*Task to carry out*. Pictures within the data are to be left out; everything else must be reproduced exactly.

*Raw data*.
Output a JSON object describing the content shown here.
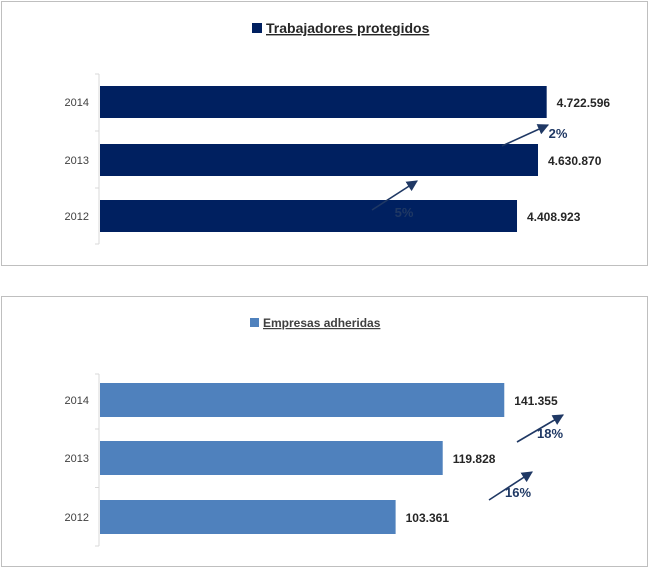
{
  "chart_data": [
    {
      "type": "bar",
      "orientation": "horizontal",
      "categories": [
        "2014",
        "2013",
        "2012"
      ],
      "series": [
        {
          "name": "Trabajadores protegidos",
          "values": [
            4722596,
            4630870,
            4408923
          ],
          "color": "#002060"
        }
      ],
      "value_labels": [
        "4.722.596",
        "4.630.870",
        "4.408.923"
      ],
      "growth_annotations": [
        "2%",
        "5%"
      ],
      "xlim": [
        0,
        4800000
      ],
      "legend": "top",
      "grid": false
    },
    {
      "type": "bar",
      "orientation": "horizontal",
      "categories": [
        "2014",
        "2013",
        "2012"
      ],
      "series": [
        {
          "name": "Empresas adheridas",
          "values": [
            141355,
            119828,
            103361
          ],
          "color": "#4f81bd"
        }
      ],
      "value_labels": [
        "141.355",
        "119.828",
        "103.361"
      ],
      "growth_annotations": [
        "18%",
        "16%"
      ],
      "xlim": [
        0,
        150000
      ],
      "legend": "top",
      "grid": false
    }
  ],
  "arrow_color": "#1f3864"
}
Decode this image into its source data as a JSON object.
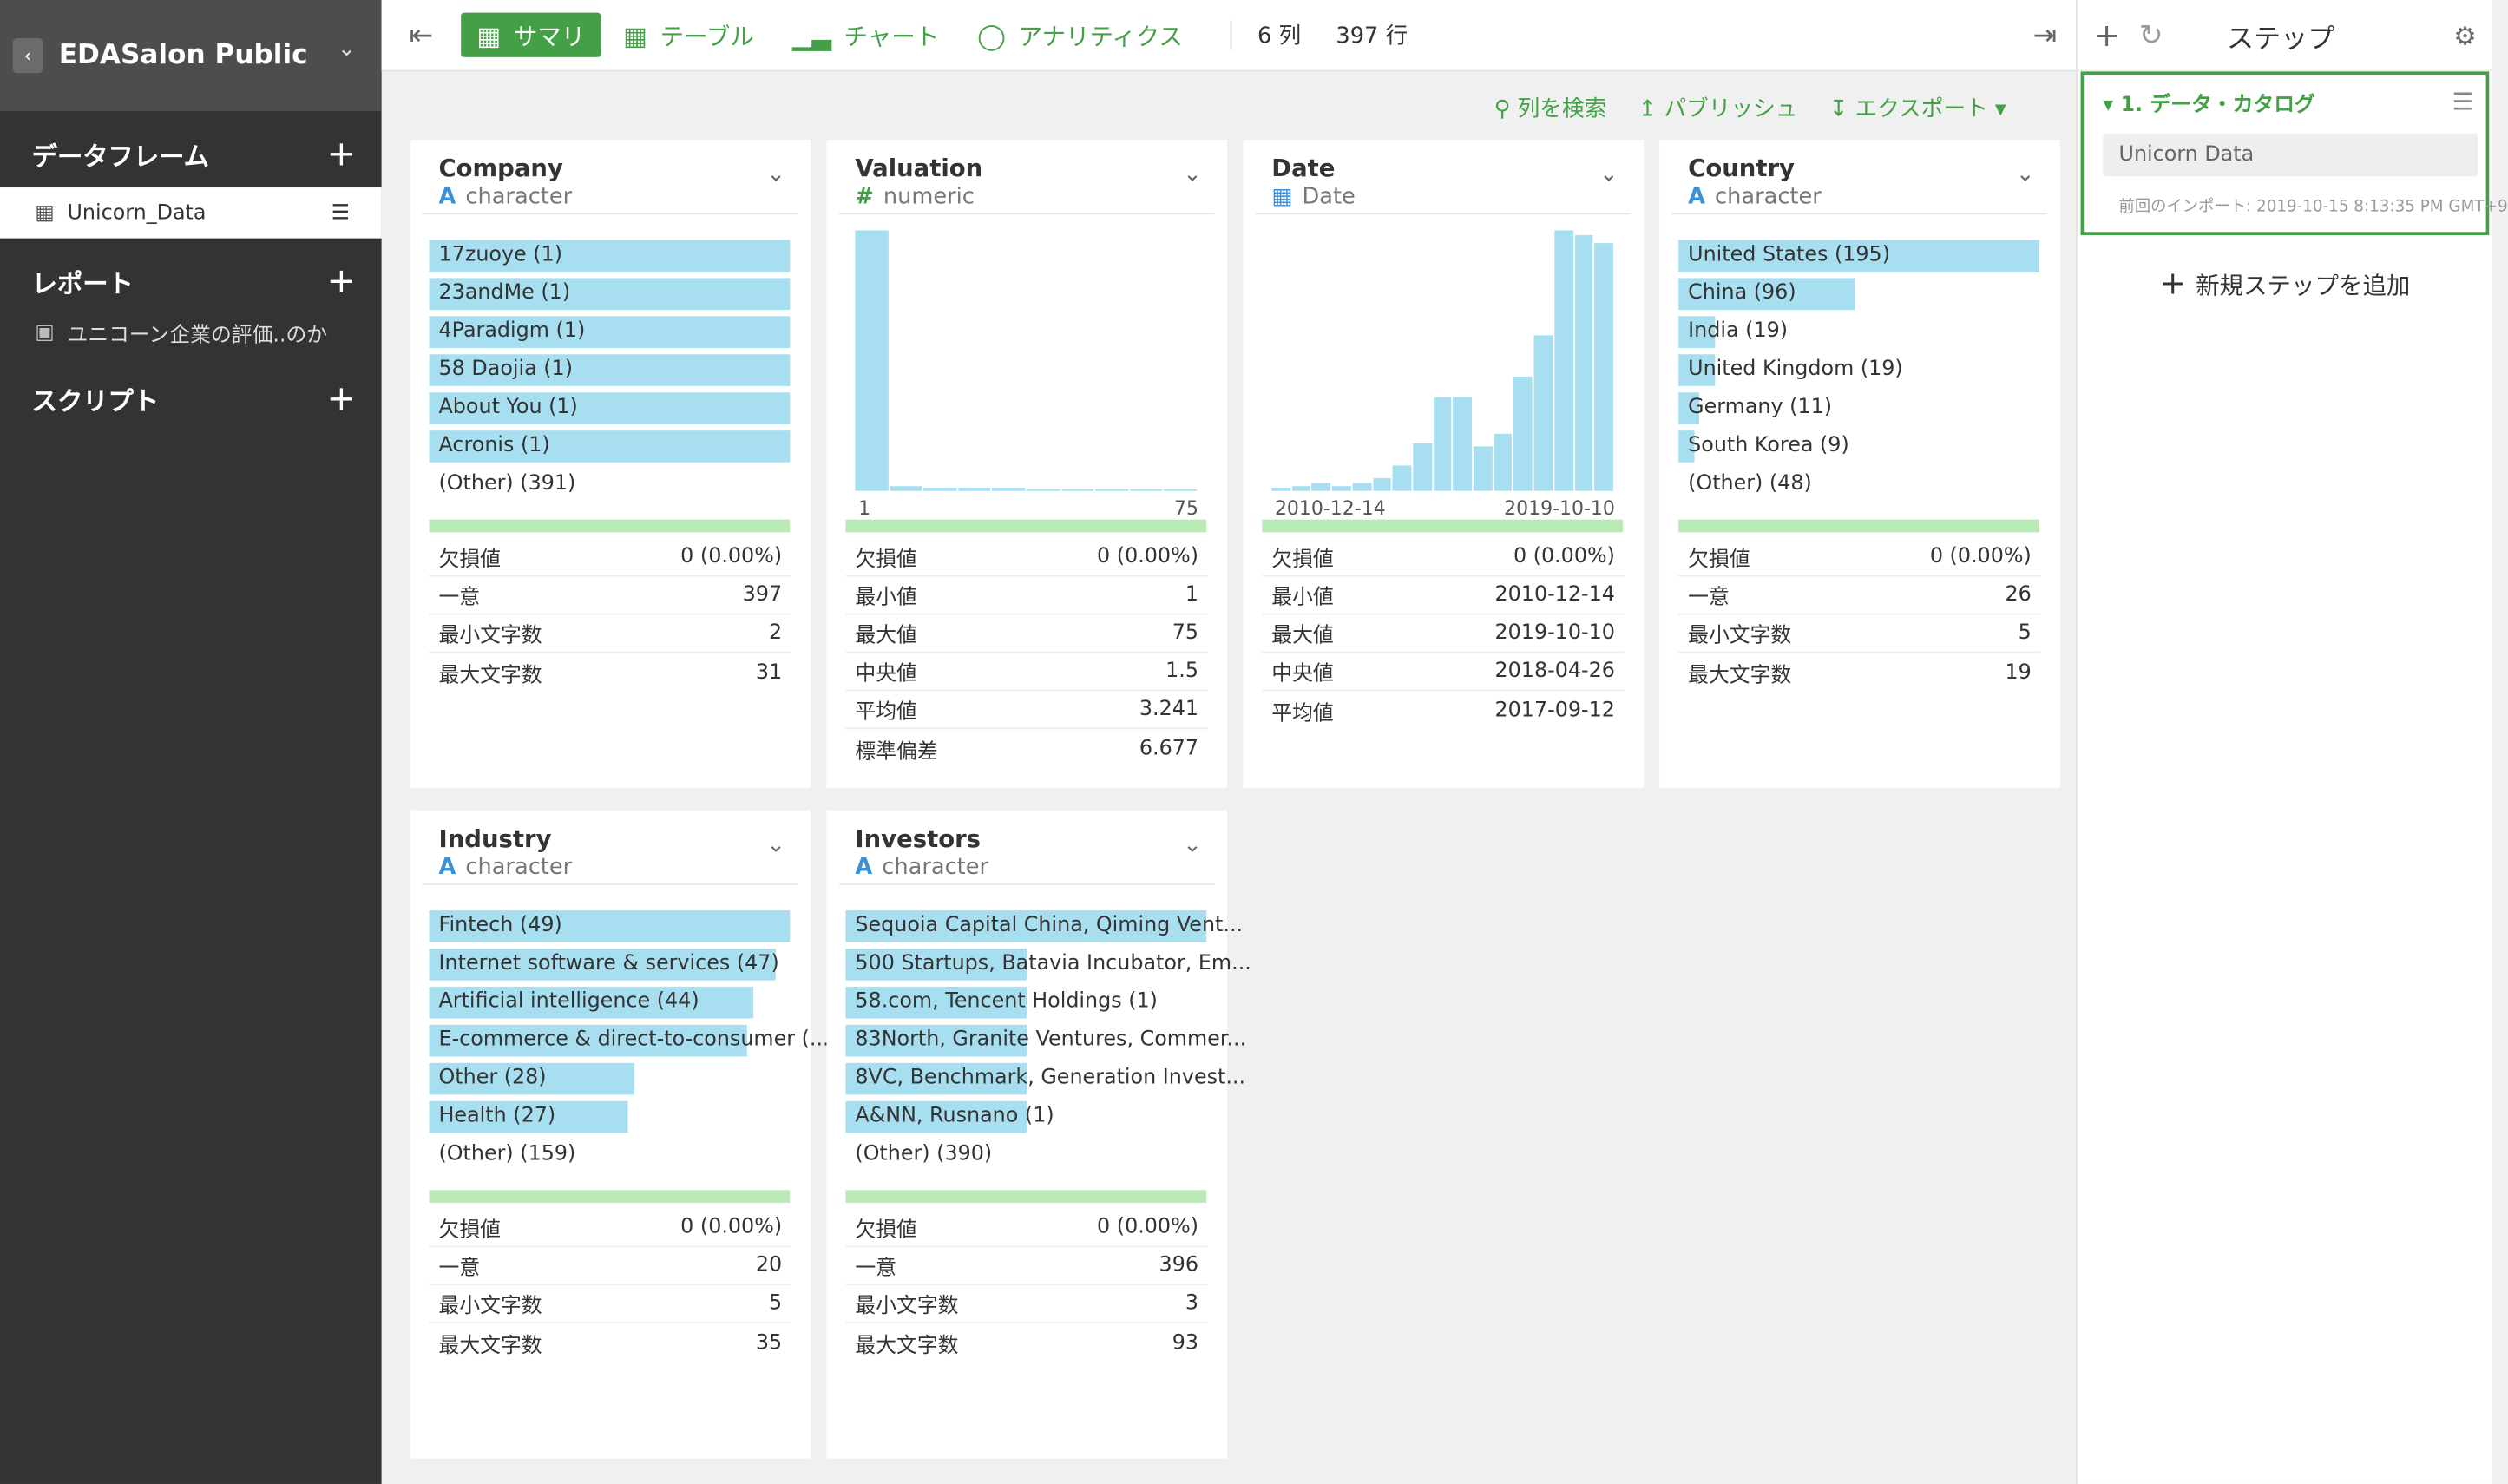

*Solution*.
Output a JSON object describing the content shown here.
{
  "chart_data": [
    {
      "type": "bar",
      "orientation": "horizontal",
      "categories": [
        "2014",
        "2013",
        "2012"
      ],
      "series": [
        {
          "name": "Trabajadores protegidos",
          "values": [
            4722596,
            4630870,
            4408923
          ],
          "color": "#002060"
        }
      ],
      "value_labels": [
        "4.722.596",
        "4.630.870",
        "4.408.923"
      ],
      "growth_annotations": [
        "2%",
        "5%"
      ],
      "xlim": [
        0,
        4800000
      ],
      "legend": "top",
      "grid": false
    },
    {
      "type": "bar",
      "orientation": "horizontal",
      "categories": [
        "2014",
        "2013",
        "2012"
      ],
      "series": [
        {
          "name": "Empresas adheridas",
          "values": [
            141355,
            119828,
            103361
          ],
          "color": "#4f81bd"
        }
      ],
      "value_labels": [
        "141.355",
        "119.828",
        "103.361"
      ],
      "growth_annotations": [
        "18%",
        "16%"
      ],
      "xlim": [
        0,
        150000
      ],
      "legend": "top",
      "grid": false
    }
  ],
  "arrow_color": "#1f3864"
}
Decode this image into its source data as a JSON object.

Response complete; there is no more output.